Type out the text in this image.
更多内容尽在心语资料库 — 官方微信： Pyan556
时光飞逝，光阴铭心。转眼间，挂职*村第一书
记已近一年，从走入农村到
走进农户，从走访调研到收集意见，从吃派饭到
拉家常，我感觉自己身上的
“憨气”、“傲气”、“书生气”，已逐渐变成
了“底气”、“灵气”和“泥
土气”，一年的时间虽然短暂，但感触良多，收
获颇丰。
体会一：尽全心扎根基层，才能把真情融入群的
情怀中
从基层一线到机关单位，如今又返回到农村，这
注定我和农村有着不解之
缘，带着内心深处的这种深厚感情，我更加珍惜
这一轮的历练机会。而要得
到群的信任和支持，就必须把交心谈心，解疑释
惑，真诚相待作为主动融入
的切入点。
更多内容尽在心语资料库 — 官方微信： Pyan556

> [What is being asked]: Give back each line above precisely as it stands.

> [Reply]:
Type out the text in this image.
更多内容尽在心语资料库 — 官方微信： Pyan556
时光飞逝，光阴铭心。转眼间，挂职*村第一书
记已近一年，从走入农村到
走进农户，从走访调研到收集意见，从吃派饭到
拉家常，我感觉自己身上的
“憨气”、“傲气”、“书生气”，已逐渐变成
了“底气”、“灵气”和“泥
土气”，一年的时间虽然短暂，但感触良多，收
获颇丰。
体会一：尽全心扎根基层，才能把真情融入群的
情怀中
从基层一线到机关单位，如今又返回到农村，这
注定我和农村有着不解之
缘，带着内心深处的这种深厚感情，我更加珍惜
这一轮的历练机会。而要得
到群的信任和支持，就必须把交心谈心，解疑释
惑，真诚相待作为主动融入
的切入点。
更多内容尽在心语资料库 — 官方微信： Pyan556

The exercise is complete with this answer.